WHAT THE TASK ASKS ▸
In the entries that follow, how many lines hold the string "look"? Give only that number.

INFORMATION SHOWN ▸
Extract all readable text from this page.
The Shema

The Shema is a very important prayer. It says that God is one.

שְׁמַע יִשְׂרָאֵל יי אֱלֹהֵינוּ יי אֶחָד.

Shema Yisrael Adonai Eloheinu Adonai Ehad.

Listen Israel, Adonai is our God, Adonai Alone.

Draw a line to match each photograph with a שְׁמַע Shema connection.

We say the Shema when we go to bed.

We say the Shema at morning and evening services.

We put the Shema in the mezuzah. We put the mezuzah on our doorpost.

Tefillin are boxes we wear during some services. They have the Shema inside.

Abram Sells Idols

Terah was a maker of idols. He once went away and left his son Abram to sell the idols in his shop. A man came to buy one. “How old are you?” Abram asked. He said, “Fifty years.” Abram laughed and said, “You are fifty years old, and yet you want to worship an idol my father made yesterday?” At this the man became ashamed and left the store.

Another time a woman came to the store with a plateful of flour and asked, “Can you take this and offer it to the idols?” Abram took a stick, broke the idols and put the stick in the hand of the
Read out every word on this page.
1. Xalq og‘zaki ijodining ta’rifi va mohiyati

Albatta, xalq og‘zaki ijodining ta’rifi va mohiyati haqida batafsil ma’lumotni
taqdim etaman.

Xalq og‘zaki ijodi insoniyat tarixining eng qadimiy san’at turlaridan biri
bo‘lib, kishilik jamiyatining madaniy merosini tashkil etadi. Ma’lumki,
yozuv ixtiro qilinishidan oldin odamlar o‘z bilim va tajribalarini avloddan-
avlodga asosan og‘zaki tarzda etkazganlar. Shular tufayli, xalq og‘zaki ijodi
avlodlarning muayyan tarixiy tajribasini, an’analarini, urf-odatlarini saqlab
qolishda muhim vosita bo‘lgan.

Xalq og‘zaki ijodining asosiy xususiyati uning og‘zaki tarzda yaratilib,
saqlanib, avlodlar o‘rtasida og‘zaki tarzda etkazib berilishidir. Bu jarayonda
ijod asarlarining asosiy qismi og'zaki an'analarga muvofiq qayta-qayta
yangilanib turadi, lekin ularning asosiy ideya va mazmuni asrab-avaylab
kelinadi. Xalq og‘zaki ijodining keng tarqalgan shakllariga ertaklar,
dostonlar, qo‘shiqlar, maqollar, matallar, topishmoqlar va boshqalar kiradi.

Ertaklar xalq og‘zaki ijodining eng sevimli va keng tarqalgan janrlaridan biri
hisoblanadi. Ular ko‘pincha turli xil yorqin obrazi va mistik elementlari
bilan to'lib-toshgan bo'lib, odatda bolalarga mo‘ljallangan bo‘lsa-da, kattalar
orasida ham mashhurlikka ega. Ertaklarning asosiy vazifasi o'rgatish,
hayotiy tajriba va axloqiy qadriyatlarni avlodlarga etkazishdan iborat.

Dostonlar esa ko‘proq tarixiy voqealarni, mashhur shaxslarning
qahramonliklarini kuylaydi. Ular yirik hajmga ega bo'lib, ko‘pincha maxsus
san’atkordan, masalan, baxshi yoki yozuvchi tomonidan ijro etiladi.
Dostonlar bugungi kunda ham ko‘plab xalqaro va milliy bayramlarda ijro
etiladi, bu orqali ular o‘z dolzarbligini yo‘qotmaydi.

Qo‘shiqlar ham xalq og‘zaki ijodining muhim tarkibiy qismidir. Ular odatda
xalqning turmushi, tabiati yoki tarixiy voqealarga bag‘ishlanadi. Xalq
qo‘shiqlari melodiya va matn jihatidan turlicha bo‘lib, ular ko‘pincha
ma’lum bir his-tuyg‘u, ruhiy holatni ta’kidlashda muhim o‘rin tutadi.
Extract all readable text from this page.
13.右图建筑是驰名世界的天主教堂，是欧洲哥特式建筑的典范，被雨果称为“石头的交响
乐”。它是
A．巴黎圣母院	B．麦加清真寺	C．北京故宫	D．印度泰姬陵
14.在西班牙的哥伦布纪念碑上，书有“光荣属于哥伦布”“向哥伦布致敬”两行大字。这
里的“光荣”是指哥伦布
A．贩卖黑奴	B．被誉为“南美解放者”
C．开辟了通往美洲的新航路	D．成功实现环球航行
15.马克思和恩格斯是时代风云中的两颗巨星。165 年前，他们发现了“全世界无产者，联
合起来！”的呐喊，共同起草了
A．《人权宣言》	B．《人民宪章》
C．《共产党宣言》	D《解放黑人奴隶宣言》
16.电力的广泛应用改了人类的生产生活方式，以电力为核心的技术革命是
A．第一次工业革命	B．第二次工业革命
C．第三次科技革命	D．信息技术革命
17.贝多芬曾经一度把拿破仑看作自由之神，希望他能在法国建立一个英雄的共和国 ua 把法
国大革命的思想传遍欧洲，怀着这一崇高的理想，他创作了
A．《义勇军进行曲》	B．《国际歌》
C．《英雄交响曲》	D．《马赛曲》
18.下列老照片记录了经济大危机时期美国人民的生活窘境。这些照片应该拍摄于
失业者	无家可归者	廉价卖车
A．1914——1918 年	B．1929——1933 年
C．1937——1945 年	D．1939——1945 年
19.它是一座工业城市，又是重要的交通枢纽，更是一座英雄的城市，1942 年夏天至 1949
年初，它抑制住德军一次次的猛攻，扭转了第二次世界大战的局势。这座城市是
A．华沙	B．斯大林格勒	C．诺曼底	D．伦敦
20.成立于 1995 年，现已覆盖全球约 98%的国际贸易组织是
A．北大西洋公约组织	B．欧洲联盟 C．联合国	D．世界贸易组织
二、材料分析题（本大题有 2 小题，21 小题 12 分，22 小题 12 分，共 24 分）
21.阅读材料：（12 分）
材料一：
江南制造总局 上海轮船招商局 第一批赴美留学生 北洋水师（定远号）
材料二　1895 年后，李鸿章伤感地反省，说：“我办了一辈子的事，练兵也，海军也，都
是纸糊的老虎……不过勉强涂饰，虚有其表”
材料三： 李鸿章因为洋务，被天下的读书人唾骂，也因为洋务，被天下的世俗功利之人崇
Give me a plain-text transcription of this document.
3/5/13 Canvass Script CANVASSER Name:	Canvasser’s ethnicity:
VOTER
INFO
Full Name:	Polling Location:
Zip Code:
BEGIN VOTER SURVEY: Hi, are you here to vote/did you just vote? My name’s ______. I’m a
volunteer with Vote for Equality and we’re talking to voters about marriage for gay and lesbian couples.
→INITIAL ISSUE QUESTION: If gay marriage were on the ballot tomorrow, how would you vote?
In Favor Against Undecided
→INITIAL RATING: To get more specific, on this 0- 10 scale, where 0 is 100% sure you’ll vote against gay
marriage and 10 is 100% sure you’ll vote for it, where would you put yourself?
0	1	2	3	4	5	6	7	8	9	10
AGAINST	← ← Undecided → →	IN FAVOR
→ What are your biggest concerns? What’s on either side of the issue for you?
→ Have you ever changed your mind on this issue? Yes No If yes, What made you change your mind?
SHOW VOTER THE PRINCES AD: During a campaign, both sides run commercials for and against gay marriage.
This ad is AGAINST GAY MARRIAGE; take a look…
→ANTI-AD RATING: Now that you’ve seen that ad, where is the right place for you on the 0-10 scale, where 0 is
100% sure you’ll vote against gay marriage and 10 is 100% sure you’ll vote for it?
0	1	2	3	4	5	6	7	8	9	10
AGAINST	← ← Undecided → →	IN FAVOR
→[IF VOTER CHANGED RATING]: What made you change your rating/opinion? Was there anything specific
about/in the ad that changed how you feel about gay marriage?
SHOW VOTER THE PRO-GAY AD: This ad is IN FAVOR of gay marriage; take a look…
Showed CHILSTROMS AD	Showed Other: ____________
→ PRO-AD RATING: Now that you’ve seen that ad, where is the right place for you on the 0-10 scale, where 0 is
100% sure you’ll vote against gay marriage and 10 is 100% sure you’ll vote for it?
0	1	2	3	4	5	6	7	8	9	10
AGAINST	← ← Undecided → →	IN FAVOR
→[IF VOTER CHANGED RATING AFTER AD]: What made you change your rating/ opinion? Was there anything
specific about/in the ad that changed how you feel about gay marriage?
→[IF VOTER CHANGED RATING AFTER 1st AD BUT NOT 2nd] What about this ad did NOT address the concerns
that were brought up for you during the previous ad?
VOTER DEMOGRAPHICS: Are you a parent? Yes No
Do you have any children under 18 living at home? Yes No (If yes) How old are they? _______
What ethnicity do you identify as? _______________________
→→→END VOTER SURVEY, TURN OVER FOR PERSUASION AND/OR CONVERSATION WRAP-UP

COMPLETED EXERCISE ▸
2